TASK INSTRUCTIONS
Please quote the material exactly, every line of it.
==== DATA FOR THE TASK
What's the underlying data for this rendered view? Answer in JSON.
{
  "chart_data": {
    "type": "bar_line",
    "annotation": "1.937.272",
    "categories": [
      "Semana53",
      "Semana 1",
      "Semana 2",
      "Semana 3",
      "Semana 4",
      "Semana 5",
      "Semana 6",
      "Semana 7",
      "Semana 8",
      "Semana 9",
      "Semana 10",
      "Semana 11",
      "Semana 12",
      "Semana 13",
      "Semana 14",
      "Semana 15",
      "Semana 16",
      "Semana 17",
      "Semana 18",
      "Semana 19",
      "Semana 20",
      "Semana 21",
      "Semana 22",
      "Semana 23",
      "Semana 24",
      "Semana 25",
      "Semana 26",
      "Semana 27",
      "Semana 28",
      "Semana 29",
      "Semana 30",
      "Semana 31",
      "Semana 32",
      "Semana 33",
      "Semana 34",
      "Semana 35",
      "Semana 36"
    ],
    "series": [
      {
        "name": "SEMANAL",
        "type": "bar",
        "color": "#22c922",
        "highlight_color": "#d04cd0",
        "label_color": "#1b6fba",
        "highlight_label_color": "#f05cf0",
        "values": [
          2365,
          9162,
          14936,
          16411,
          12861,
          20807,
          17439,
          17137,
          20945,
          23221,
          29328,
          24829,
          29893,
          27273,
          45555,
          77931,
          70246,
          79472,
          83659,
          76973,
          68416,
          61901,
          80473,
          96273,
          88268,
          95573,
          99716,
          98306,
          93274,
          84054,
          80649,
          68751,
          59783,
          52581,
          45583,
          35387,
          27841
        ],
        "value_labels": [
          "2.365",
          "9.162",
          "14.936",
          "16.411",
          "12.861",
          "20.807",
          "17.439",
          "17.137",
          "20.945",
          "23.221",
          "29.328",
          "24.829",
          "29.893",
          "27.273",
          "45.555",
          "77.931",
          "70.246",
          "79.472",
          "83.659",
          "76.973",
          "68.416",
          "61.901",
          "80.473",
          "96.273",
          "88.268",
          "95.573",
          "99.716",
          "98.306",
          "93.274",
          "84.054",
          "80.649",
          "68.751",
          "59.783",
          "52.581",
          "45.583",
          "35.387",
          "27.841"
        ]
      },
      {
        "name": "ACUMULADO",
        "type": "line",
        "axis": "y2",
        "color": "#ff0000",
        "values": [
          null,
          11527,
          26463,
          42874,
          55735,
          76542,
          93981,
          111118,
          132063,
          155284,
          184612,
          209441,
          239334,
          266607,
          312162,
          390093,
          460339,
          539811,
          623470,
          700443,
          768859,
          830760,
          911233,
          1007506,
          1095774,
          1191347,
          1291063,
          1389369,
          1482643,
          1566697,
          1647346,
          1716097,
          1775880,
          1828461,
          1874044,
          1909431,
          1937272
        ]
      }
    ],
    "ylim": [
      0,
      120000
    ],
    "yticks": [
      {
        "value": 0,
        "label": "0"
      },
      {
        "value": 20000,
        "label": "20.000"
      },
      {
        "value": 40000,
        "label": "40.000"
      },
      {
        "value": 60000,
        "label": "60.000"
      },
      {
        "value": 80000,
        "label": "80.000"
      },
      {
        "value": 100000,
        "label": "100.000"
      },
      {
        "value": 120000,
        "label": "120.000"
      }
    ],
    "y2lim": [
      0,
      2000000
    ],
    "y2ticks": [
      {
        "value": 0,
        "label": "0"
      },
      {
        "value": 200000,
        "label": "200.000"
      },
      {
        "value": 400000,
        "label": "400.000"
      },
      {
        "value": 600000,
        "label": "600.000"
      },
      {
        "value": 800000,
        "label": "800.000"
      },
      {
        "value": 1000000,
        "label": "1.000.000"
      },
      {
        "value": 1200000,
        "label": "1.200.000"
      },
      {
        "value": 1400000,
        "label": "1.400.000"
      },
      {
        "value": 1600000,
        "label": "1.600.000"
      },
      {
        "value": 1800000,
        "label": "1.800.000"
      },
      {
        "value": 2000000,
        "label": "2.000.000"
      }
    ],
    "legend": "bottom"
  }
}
========
COMPLETE OUTPUT
What's the underlying data for this rendered view? Answer in JSON.
{
  "chart_data": {
    "type": "bar_line",
    "annotation": "1.937.272",
    "categories": [
      "Semana53",
      "Semana 1",
      "Semana 2",
      "Semana 3",
      "Semana 4",
      "Semana 5",
      "Semana 6",
      "Semana 7",
      "Semana 8",
      "Semana 9",
      "Semana 10",
      "Semana 11",
      "Semana 12",
      "Semana 13",
      "Semana 14",
      "Semana 15",
      "Semana 16",
      "Semana 17",
      "Semana 18",
      "Semana 19",
      "Semana 20",
      "Semana 21",
      "Semana 22",
      "Semana 23",
      "Semana 24",
      "Semana 25",
      "Semana 26",
      "Semana 27",
      "Semana 28",
      "Semana 29",
      "Semana 30",
      "Semana 31",
      "Semana 32",
      "Semana 33",
      "Semana 34",
      "Semana 35",
      "Semana 36"
    ],
    "series": [
      {
        "name": "SEMANAL",
        "type": "bar",
        "color": "#22c922",
        "highlight_color": "#d04cd0",
        "label_color": "#1b6fba",
        "highlight_label_color": "#f05cf0",
        "values": [
          2365,
          9162,
          14936,
          16411,
          12861,
          20807,
          17439,
          17137,
          20945,
          23221,
          29328,
          24829,
          29893,
          27273,
          45555,
          77931,
          70246,
          79472,
          83659,
          76973,
          68416,
          61901,
          80473,
          96273,
          88268,
          95573,
          99716,
          98306,
          93274,
          84054,
          80649,
          68751,
          59783,
          52581,
          45583,
          35387,
          27841
        ],
        "value_labels": [
          "2.365",
          "9.162",
          "14.936",
          "16.411",
          "12.861",
          "20.807",
          "17.439",
          "17.137",
          "20.945",
          "23.221",
          "29.328",
          "24.829",
          "29.893",
          "27.273",
          "45.555",
          "77.931",
          "70.246",
          "79.472",
          "83.659",
          "76.973",
          "68.416",
          "61.901",
          "80.473",
          "96.273",
          "88.268",
          "95.573",
          "99.716",
          "98.306",
          "93.274",
          "84.054",
          "80.649",
          "68.751",
          "59.783",
          "52.581",
          "45.583",
          "35.387",
          "27.841"
        ]
      },
      {
        "name": "ACUMULADO",
        "type": "line",
        "axis": "y2",
        "color": "#ff0000",
        "values": [
          null,
          11527,
          26463,
          42874,
          55735,
          76542,
          93981,
          111118,
          132063,
          155284,
          184612,
          209441,
          239334,
          266607,
          312162,
          390093,
          460339,
          539811,
          623470,
          700443,
          768859,
          830760,
          911233,
          1007506,
          1095774,
          1191347,
          1291063,
          1389369,
          1482643,
          1566697,
          1647346,
          1716097,
          1775880,
          1828461,
          1874044,
          1909431,
          1937272
        ]
      }
    ],
    "ylim": [
      0,
      120000
    ],
    "yticks": [
      {
        "value": 0,
        "label": "0"
      },
      {
        "value": 20000,
        "label": "20.000"
      },
      {
        "value": 40000,
        "label": "40.000"
      },
      {
        "value": 60000,
        "label": "60.000"
      },
      {
        "value": 80000,
        "label": "80.000"
      },
      {
        "value": 100000,
        "label": "100.000"
      },
      {
        "value": 120000,
        "label": "120.000"
      }
    ],
    "y2lim": [
      0,
      2000000
    ],
    "y2ticks": [
      {
        "value": 0,
        "label": "0"
      },
      {
        "value": 200000,
        "label": "200.000"
      },
      {
        "value": 400000,
        "label": "400.000"
      },
      {
        "value": 600000,
        "label": "600.000"
      },
      {
        "value": 800000,
        "label": "800.000"
      },
      {
        "value": 1000000,
        "label": "1.000.000"
      },
      {
        "value": 1200000,
        "label": "1.200.000"
      },
      {
        "value": 1400000,
        "label": "1.400.000"
      },
      {
        "value": 1600000,
        "label": "1.600.000"
      },
      {
        "value": 1800000,
        "label": "1.800.000"
      },
      {
        "value": 2000000,
        "label": "2.000.000"
      }
    ],
    "legend": "bottom"
  }
}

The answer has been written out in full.